> **Problem to work on**: Going through the material below, please gather all lines with the word "values" in them.

——

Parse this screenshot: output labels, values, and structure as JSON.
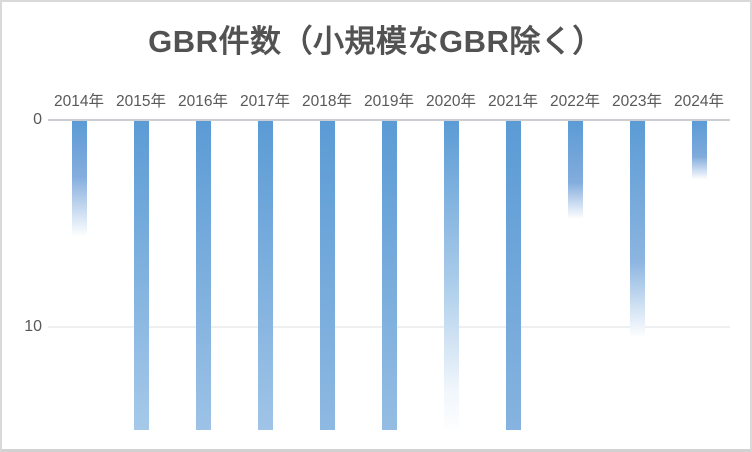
{
  "chart_data": {
    "type": "bar",
    "orientation": "inverted-vertical",
    "title": "GBR件数（小規模なGBR除く）",
    "categories": [
      "2014年",
      "2015年",
      "2016年",
      "2017年",
      "2018年",
      "2019年",
      "2020年",
      "2021年",
      "2022年",
      "2023年",
      "2024年"
    ],
    "values": [
      6,
      15,
      15,
      15,
      15,
      15,
      15,
      15,
      5,
      11,
      3
    ],
    "series": [
      {
        "name": "GBR件数",
        "bars": [
          {
            "category": "2014年",
            "value": 6,
            "stops": [
              [
                "#5B9BD5",
                0
              ],
              [
                "#84ADDE",
                45
              ],
              [
                "#FFFFFF",
                94
              ]
            ]
          },
          {
            "category": "2015年",
            "value": 15,
            "stops": [
              [
                "#5B9BD5",
                0
              ],
              [
                "#A6C9E9",
                100
              ]
            ]
          },
          {
            "category": "2016年",
            "value": 15,
            "stops": [
              [
                "#5B9BD5",
                0
              ],
              [
                "#9DC2E6",
                100
              ]
            ]
          },
          {
            "category": "2017年",
            "value": 15,
            "stops": [
              [
                "#5B9BD5",
                0
              ],
              [
                "#A0C4E7",
                100
              ]
            ]
          },
          {
            "category": "2018年",
            "value": 15,
            "stops": [
              [
                "#5B9BD5",
                0
              ],
              [
                "#8EB9E2",
                100
              ]
            ]
          },
          {
            "category": "2019年",
            "value": 15,
            "stops": [
              [
                "#5B9BD5",
                0
              ],
              [
                "#95BDE3",
                100
              ]
            ]
          },
          {
            "category": "2020年",
            "value": 15,
            "stops": [
              [
                "#5B9BD5",
                0
              ],
              [
                "#A7CAE9",
                50
              ],
              [
                "#F2F7FC",
                88
              ],
              [
                "#FDFEFF",
                100
              ]
            ]
          },
          {
            "category": "2021年",
            "value": 15,
            "stops": [
              [
                "#5B9BD5",
                0
              ],
              [
                "#86B3DF",
                100
              ]
            ]
          },
          {
            "category": "2022年",
            "value": 5,
            "stops": [
              [
                "#5B9BD5",
                0
              ],
              [
                "#82ACDD",
                60
              ],
              [
                "#FFFFFF",
                96
              ]
            ]
          },
          {
            "category": "2023年",
            "value": 11,
            "stops": [
              [
                "#5B9BD5",
                0
              ],
              [
                "#8CB5E0",
                62
              ],
              [
                "#FFFFFF",
                96
              ]
            ]
          },
          {
            "category": "2024年",
            "value": 3,
            "stops": [
              [
                "#5B9BD5",
                0
              ],
              [
                "#7FAADC",
                58
              ],
              [
                "#FFFFFF",
                96
              ]
            ]
          }
        ]
      }
    ],
    "yticks": [
      {
        "label": "0",
        "value": 0
      },
      {
        "label": "10",
        "value": 10
      }
    ],
    "ylim": [
      0,
      15
    ],
    "x_axis_position": "top",
    "grid": "horizontal-only",
    "legend": "none",
    "bar_color": "#5B9BD5",
    "colors": {
      "bar": "#5B9BD5",
      "title_text": "#525252",
      "axis_text": "#595959",
      "zero_line": "#CACDD1",
      "gridline": "#EEEFF1",
      "border": "#D9D9D9",
      "background": "#FFFFFF"
    }
  }
}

——

> **Task result**:
Parse this screenshot: output labels, values, and structure as JSON.
    "values": [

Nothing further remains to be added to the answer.